◆ Exercise instructions
Print the entries below in their entirety, exactly as they are written.

━━━━━━━━━━━━━━━━

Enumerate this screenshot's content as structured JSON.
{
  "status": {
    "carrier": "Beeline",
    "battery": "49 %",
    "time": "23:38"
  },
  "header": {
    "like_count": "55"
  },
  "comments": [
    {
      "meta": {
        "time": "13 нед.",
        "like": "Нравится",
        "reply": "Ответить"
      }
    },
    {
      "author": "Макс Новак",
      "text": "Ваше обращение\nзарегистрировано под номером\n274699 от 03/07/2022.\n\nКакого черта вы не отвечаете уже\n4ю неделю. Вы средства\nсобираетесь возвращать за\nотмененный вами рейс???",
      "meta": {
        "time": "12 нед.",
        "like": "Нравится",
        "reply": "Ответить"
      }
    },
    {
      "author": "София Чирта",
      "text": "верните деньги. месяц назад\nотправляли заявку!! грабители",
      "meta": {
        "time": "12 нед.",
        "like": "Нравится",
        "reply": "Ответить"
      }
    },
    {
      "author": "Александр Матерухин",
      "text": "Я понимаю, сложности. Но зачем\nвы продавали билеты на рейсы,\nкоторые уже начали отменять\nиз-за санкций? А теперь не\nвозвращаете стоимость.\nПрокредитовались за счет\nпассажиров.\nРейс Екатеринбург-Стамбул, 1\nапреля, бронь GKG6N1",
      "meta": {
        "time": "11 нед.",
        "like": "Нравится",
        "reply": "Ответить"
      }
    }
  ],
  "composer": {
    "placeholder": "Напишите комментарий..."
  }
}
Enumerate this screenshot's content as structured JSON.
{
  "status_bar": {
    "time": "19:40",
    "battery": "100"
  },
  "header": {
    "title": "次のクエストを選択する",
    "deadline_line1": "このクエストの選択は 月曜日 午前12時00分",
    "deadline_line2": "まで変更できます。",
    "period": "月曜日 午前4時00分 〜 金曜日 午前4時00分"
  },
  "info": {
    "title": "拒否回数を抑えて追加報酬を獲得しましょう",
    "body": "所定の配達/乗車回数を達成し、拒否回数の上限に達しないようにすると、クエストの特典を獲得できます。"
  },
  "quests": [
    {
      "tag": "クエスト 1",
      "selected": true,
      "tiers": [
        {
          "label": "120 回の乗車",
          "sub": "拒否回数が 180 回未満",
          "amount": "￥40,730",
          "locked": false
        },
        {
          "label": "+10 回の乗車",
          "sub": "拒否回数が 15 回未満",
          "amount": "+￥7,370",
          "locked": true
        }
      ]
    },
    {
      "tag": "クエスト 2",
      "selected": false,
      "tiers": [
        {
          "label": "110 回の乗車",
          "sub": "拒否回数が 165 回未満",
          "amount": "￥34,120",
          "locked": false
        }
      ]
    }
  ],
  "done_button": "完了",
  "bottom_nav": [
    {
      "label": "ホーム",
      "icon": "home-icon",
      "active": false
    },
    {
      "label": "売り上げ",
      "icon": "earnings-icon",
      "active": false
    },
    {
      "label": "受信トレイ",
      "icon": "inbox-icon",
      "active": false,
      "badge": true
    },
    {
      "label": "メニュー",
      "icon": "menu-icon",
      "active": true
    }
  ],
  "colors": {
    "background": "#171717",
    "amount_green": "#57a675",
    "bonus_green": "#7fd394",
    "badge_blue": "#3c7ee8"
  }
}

━━━━━━━━━━━━━━━━

◆ The reply
Enumerate this screenshot's content as structured JSON.
{
  "status": {
    "carrier": "Beeline",
    "battery": "49 %",
    "time": "23:38"
  },
  "header": {
    "like_count": "55"
  },
  "comments": [
    {
      "meta": {
        "time": "13 нед.",
        "like": "Нравится",
        "reply": "Ответить"
      }
    },
    {
      "author": "Макс Новак",
      "text": "Ваше обращение\nзарегистрировано под номером\n274699 от 03/07/2022.\n\nКакого черта вы не отвечаете уже\n4ю неделю. Вы средства\nсобираетесь возвращать за\nотмененный вами рейс???",
      "meta": {
        "time": "12 нед.",
        "like": "Нравится",
        "reply": "Ответить"
      }
    },
    {
      "author": "София Чирта",
      "text": "верните деньги. месяц назад\nотправляли заявку!! грабители",
      "meta": {
        "time": "12 нед.",
        "like": "Нравится",
        "reply": "Ответить"
      }
    },
    {
      "author": "Александр Матерухин",
      "text": "Я понимаю, сложности. Но зачем\nвы продавали билеты на рейсы,\nкоторые уже начали отменять\nиз-за санкций? А теперь не\nвозвращаете стоимость.\nПрокредитовались за счет\nпассажиров.\nРейс Екатеринбург-Стамбул, 1\nапреля, бронь GKG6N1",
      "meta": {
        "time": "11 нед.",
        "like": "Нравится",
        "reply": "Ответить"
      }
    }
  ],
  "composer": {
    "placeholder": "Напишите комментарий..."
  }
}
Enumerate this screenshot's content as structured JSON.
{
  "status_bar": {
    "time": "19:40",
    "battery": "100"
  },
  "header": {
    "title": "次のクエストを選択する",
    "deadline_line1": "このクエストの選択は 月曜日 午前12時00分",
    "deadline_line2": "まで変更できます。",
    "period": "月曜日 午前4時00分 〜 金曜日 午前4時00分"
  },
  "info": {
    "title": "拒否回数を抑えて追加報酬を獲得しましょう",
    "body": "所定の配達/乗車回数を達成し、拒否回数の上限に達しないようにすると、クエストの特典を獲得できます。"
  },
  "quests": [
    {
      "tag": "クエスト 1",
      "selected": true,
      "tiers": [
        {
          "label": "120 回の乗車",
          "sub": "拒否回数が 180 回未満",
          "amount": "￥40,730",
          "locked": false
        },
        {
          "label": "+10 回の乗車",
          "sub": "拒否回数が 15 回未満",
          "amount": "+￥7,370",
          "locked": true
        }
      ]
    },
    {
      "tag": "クエスト 2",
      "selected": false,
      "tiers": [
        {
          "label": "110 回の乗車",
          "sub": "拒否回数が 165 回未満",
          "amount": "￥34,120",
          "locked": false
        }
      ]
    }
  ],
  "done_button": "完了",
  "bottom_nav": [
    {
      "label": "ホーム",
      "icon": "home-icon",
      "active": false
    },
    {
      "label": "売り上げ",
      "icon": "earnings-icon",
      "active": false
    },
    {
      "label": "受信トレイ",
      "icon": "inbox-icon",
      "active": false,
      "badge": true
    },
    {
      "label": "メニュー",
      "icon": "menu-icon",
      "active": true
    }
  ],
  "colors": {
    "background": "#171717",
    "amount_green": "#57a675",
    "bonus_green": "#7fd394",
    "badge_blue": "#3c7ee8"
  }
}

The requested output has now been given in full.